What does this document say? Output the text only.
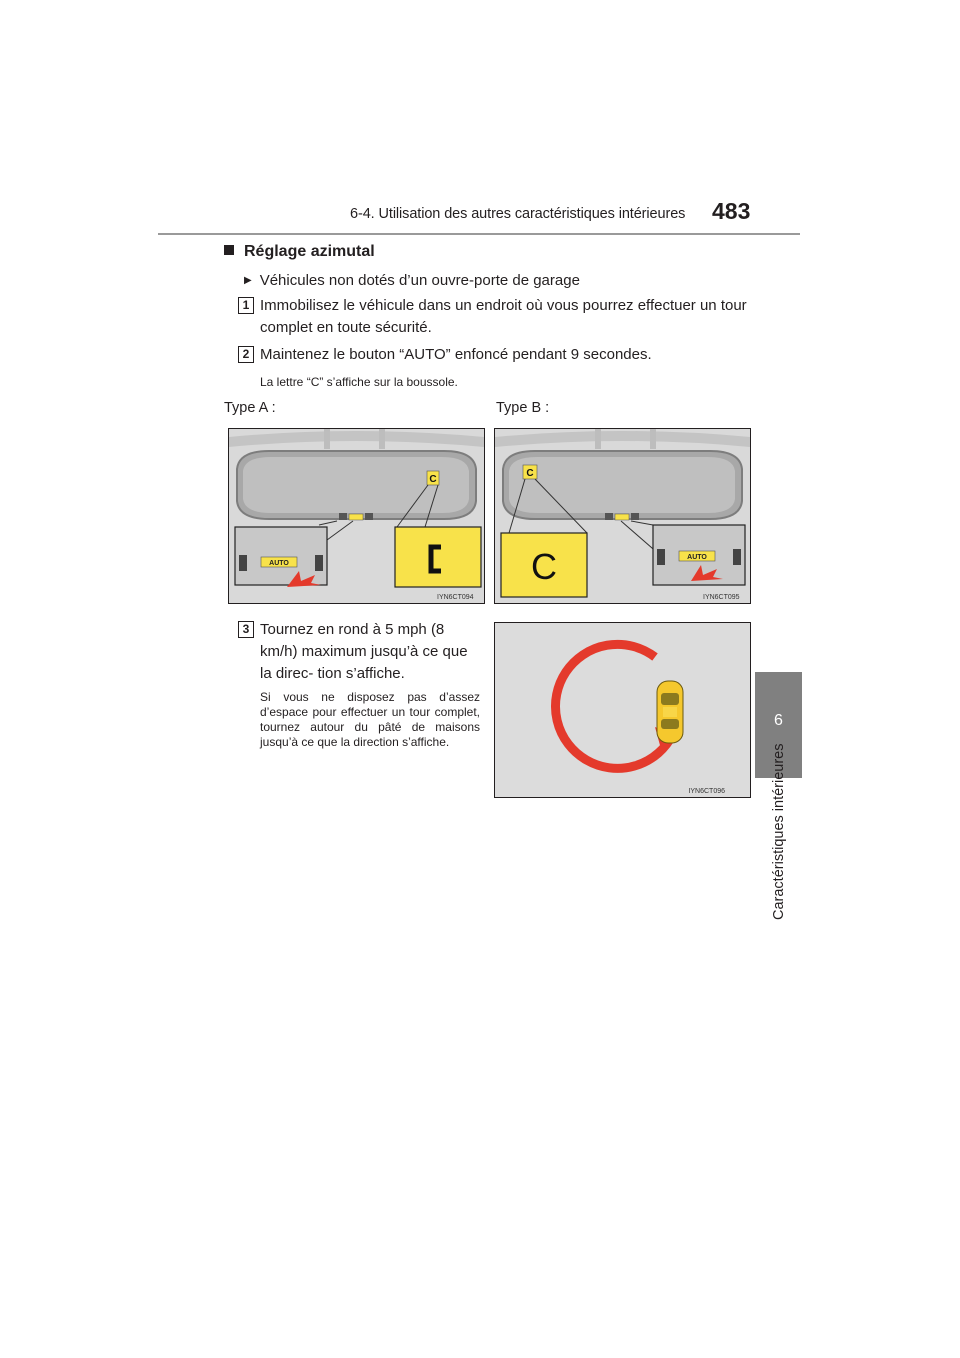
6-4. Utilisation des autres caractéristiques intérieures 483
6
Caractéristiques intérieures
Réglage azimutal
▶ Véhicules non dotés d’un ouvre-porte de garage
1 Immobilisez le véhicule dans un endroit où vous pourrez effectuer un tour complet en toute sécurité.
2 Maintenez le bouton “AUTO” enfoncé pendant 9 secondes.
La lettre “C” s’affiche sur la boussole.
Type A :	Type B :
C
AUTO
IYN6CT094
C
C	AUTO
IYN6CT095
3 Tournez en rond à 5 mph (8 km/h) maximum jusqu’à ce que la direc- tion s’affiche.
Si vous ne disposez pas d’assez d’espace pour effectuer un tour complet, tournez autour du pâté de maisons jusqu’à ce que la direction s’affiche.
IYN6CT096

■ ■ ■

#### [WHAT IS ASKED]
Return each line exactly as written. Any picture gets left out.

#### [OUTPUT FOR THIS TASK]
What does this document say? Output the text only.
6-4. Utilisation des autres caractéristiques intérieures 483
6
Caractéristiques intérieures
Réglage azimutal
▶ Véhicules non dotés d’un ouvre-porte de garage
1 Immobilisez le véhicule dans un endroit où vous pourrez effectuer un tour complet en toute sécurité.
2 Maintenez le bouton “AUTO” enfoncé pendant 9 secondes.
La lettre “C” s’affiche sur la boussole.
Type A :	Type B :
C
AUTO
IYN6CT094
C
C	AUTO
IYN6CT095
3 Tournez en rond à 5 mph (8 km/h) maximum jusqu’à ce que la direc- tion s’affiche.
Si vous ne disposez pas d’assez d’espace pour effectuer un tour complet, tournez autour du pâté de maisons jusqu’à ce que la direction s’affiche.
IYN6CT096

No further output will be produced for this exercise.